▶ **ARTÍCULO**
────────────────────────────────────────
Basada en el personaje de la trilogía que dio nombre a Robert Rodríguez, y supuestamente repudiada por este, la serie se está transmitiendo diariamente por AXN desde hace un par de semanas.
El Mariachi es producida por Sony, quien era dueña de los derechos de distribución de las películas de Rodríguez y Teleset, una productora colombiana también propiedad de Sony que cobró notoriedad con la película Rosario Tijeras. No obstante ese pedigrí, la serie entera se rodó en México, con actores mexicanos.
Basta ver el piloto de El Mariachi para agradecer la ausencia de Rodríguez. Si recuerdo bien, el primer Mariachi, el de 1992, tenía a Carlos Gallardo como un joven músico que llega a Tijuana con sueños de fama y romance, sólo para ser confundido con Azul, un asesino que lleva sus armas en una funda de guitarra. Eso lo lleva a enfrentar al narco capo local conocido como El Moco.
Si bien el primer mariachi tenía su encanto y frescura (que no tenían nada que ver con su pobre capacidad como músico). Su logro principal estaba en la mitología que rodeaba la producción hecha con tres pesos obtenidos supuestamente por un director dispuesto a vender su sangre para conseguir recursos. La cinta ganó el premio del público en Sundance y fue comprada y distribuida por Sony (entonces Columbia Pictures) como la nueva revelación de la cinematografía latinoestadounidense.
────────────────────────────────────────
▶ **TAREA 1**
Según el artículo sobre la serie El Mariachi, ¿qué premio obtuvo en Sundance la primera película?
▶ **TAREA 2**
Continúa el artículo sobre la serie El Mariachi a partir de su última oración.
Las filas no tienen ningún papel en esto.
────────────────────────────────────────
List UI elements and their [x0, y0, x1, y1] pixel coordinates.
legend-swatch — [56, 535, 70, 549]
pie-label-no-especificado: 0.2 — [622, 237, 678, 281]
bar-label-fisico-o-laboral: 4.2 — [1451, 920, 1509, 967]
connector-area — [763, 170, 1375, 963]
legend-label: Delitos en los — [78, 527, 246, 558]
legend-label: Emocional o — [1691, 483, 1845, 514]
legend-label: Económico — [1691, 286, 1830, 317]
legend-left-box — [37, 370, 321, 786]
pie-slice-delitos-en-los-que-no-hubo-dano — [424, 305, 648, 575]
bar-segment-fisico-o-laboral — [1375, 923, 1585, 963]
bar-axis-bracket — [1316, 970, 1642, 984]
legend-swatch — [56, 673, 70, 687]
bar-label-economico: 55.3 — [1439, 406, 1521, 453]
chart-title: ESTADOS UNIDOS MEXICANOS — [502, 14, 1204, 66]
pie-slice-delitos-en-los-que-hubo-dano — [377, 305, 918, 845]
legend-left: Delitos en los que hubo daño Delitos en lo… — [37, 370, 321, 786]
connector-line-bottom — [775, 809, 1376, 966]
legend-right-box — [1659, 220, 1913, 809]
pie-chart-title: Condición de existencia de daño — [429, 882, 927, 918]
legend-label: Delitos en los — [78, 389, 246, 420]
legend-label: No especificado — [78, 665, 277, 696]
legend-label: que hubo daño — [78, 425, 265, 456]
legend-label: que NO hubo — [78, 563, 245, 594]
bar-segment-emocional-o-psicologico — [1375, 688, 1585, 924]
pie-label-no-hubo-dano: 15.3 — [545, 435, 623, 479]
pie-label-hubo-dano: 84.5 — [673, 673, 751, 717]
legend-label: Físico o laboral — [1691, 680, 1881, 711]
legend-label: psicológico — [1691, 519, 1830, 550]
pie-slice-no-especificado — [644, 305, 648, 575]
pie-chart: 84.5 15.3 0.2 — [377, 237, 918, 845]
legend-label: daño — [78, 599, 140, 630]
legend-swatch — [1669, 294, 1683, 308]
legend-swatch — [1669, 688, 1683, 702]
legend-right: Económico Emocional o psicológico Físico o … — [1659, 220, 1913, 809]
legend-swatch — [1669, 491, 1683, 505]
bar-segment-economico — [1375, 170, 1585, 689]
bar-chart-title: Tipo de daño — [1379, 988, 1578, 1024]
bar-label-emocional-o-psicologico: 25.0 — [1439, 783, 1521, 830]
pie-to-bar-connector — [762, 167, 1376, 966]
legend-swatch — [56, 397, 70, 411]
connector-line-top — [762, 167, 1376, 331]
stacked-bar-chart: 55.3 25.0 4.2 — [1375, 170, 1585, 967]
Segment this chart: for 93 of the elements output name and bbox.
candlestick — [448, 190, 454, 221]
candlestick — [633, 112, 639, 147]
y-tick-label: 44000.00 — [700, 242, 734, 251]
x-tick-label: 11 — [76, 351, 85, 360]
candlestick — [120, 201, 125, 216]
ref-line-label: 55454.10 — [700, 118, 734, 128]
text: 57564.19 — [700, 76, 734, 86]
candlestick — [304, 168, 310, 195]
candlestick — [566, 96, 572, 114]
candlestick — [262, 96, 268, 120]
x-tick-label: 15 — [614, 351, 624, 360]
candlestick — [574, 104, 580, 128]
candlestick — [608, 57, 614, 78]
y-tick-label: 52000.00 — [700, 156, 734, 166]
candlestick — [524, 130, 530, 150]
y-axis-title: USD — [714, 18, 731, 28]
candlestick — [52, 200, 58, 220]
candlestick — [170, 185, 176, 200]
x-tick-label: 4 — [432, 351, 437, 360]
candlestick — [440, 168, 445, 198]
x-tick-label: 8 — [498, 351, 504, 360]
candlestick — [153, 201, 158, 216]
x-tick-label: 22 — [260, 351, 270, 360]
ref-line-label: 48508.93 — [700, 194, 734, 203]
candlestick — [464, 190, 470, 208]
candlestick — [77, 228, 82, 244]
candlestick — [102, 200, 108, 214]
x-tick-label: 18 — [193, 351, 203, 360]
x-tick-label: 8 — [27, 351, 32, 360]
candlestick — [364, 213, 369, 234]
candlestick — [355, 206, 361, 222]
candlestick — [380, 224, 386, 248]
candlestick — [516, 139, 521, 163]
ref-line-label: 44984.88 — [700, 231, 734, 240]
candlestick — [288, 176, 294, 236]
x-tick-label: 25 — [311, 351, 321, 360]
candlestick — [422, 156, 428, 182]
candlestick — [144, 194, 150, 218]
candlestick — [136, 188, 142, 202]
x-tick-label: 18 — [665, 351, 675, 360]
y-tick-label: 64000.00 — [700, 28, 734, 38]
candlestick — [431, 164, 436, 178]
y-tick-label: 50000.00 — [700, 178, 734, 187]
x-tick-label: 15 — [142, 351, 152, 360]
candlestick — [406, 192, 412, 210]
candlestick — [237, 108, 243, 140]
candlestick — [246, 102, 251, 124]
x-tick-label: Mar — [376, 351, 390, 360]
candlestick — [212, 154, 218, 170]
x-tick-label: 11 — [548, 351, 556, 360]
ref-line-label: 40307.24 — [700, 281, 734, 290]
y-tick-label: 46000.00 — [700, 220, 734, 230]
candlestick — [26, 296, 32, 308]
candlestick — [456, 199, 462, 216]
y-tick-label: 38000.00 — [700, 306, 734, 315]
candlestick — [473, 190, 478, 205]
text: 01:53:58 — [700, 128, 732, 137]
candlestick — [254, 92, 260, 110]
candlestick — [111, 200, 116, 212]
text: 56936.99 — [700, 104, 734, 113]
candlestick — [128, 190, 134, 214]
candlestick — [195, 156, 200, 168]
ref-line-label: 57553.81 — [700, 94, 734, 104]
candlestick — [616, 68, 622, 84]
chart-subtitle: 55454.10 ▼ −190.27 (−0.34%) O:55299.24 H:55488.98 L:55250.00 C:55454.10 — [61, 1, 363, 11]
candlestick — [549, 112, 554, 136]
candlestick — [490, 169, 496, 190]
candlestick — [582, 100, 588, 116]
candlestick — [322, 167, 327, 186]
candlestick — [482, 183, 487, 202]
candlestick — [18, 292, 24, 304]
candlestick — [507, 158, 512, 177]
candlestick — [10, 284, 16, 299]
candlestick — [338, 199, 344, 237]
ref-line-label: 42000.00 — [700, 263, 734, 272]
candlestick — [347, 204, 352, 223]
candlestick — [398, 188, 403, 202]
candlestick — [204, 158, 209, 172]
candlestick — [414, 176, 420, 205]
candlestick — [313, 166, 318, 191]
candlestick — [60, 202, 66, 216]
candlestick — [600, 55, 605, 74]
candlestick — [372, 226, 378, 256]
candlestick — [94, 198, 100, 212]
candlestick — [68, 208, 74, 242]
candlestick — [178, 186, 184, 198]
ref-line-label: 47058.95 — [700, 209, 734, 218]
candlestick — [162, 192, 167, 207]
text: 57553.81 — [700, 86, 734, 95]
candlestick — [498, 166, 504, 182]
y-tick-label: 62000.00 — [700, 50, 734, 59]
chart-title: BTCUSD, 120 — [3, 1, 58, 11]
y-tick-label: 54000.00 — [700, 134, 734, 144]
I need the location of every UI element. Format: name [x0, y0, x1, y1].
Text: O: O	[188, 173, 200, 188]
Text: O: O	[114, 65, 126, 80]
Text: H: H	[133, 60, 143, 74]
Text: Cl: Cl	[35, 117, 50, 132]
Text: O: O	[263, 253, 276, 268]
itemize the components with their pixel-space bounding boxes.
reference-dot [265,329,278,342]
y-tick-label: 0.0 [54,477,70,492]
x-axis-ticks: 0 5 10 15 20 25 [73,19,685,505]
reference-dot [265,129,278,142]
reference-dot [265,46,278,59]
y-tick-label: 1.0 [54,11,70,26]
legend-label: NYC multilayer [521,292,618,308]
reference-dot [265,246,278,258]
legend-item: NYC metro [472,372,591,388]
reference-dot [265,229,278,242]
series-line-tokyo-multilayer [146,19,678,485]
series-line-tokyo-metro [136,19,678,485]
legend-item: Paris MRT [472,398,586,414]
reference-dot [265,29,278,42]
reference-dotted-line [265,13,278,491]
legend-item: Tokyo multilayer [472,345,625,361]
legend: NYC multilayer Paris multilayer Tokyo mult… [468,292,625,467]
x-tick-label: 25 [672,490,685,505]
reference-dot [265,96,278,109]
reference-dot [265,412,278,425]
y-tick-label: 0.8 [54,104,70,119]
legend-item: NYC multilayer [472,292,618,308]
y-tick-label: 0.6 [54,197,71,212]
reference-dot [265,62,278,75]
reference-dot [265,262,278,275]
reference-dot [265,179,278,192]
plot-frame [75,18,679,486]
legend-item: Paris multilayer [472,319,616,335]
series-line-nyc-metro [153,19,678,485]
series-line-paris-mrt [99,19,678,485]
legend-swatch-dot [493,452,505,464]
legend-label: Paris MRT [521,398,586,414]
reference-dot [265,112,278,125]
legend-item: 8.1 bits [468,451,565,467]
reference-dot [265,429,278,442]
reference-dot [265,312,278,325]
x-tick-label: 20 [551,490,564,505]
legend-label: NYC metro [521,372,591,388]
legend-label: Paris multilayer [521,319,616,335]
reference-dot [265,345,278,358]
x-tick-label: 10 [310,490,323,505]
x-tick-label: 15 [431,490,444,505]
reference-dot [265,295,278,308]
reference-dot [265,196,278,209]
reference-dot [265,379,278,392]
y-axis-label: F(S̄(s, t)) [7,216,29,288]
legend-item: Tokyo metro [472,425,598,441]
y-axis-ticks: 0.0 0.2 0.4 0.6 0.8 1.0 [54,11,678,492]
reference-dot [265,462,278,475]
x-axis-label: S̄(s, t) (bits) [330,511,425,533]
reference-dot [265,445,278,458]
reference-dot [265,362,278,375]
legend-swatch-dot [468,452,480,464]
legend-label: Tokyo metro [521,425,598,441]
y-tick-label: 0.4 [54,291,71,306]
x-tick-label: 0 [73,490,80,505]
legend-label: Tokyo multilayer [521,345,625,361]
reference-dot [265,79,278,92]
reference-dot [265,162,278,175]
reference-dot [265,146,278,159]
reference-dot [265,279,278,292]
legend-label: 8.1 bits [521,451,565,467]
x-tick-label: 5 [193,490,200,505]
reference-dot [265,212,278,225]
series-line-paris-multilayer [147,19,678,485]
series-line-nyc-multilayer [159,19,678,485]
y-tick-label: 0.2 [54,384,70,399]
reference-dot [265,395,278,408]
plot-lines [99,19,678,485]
────────────────────────────────────────
▶ **RESPUESTA 1**
El premio del público.

▶ **RESPUESTA 2**
Rodríguez creció brevemente a la sombra de Quentin Tarantino, quizá por su vinculación en Del crepúsculo al amanecer o la fallida Four Rooms. Poco antes de labrar su propia reputación como un director efectivo e ingenioso de cintas serie B, que en sus mejores momentos consigue hasta cierta genialidad (pienso en Sin City, Planeta Terror o la primera Spy Kids); y en los peores, naufraga bajo el peso de la autoparodia, el pastiche y la chabacanería vulgar (Machete).
En la segunda entrega, el mariachi ya era Antonio Banderas, y la inyección de presupuesto se tradujo en mayores balaceras, explosiones y escenas de acción. Para el final de la trilogía, Érase una vez en México, cualquier frescura encontrada por azar en la primera, había desaparecido entre nubarrones de pólvora y maleantes estereotipados hasta el humor involuntario.
La serie, de entrada, busca sumarse a una tradición distinta, la que sustenta el éxito de telenovelas como las colombianas: Sin tetas no hay paraíso, El cartel de los sapos o Escobar. Series de setenta episodios que se ruedan de un tirón, sin constreñirse a la medida estadounidense o británica que ahora conocemos como temporada.
A diferencia de lo que solemos llamar telenovela (haciendo a un lado algunos momentos en las producciones de Argos), El Mariachi nunca se rueda en sets de cámaras múltiples y audífonos para dictar diálogos acartonados a protagonistas más bonitos que actores. La sintaxis visual no necesita un exterior de la locación antes de cortar al interior de un set de iluminación plana y tablaroca. En la historia no se busca apostar por una narrativa basada en los mismos arquetipos y arcos dramáticos de siempre. Al contrario, hay muy mucho menos artificialidad en su retrato del México en la era del narco, que en una serie comparable, como la Capadocia de HBO y Argos.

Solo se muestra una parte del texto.